Requirement | Every line of the material is to be repeated exactly as it stands.

Task data |
------------------------
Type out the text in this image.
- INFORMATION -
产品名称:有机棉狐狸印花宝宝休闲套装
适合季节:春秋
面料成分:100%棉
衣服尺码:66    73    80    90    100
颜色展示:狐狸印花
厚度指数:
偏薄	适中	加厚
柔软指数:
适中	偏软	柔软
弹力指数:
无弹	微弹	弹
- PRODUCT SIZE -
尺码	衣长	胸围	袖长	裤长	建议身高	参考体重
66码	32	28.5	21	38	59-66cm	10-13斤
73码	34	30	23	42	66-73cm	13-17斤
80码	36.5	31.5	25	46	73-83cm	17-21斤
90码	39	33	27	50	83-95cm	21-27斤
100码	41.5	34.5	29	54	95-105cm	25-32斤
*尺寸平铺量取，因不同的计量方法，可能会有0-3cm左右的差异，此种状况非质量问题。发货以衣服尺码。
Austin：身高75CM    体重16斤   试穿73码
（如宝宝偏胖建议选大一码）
------------------------
Task result |
Type out the text in this image.
- INFORMATION -
产品名称:有机棉狐狸印花宝宝休闲套装
适合季节:春秋
面料成分:100%棉
衣服尺码:66    73    80    90    100
颜色展示:狐狸印花
厚度指数:
偏薄	适中	加厚
柔软指数:
适中	偏软	柔软
弹力指数:
无弹	微弹	弹
- PRODUCT SIZE -
尺码	衣长	胸围	袖长	裤长	建议身高	参考体重
66码	32	28.5	21	38	59-66cm	10-13斤
73码	34	30	23	42	66-73cm	13-17斤
80码	36.5	31.5	25	46	73-83cm	17-21斤
90码	39	33	27	50	83-95cm	21-27斤
100码	41.5	34.5	29	54	95-105cm	25-32斤
*尺寸平铺量取，因不同的计量方法，可能会有0-3cm左右的差异，此种状况非质量问题。发货以衣服尺码。
Austin：身高75CM    体重16斤   试穿73码
（如宝宝偏胖建议选大一码）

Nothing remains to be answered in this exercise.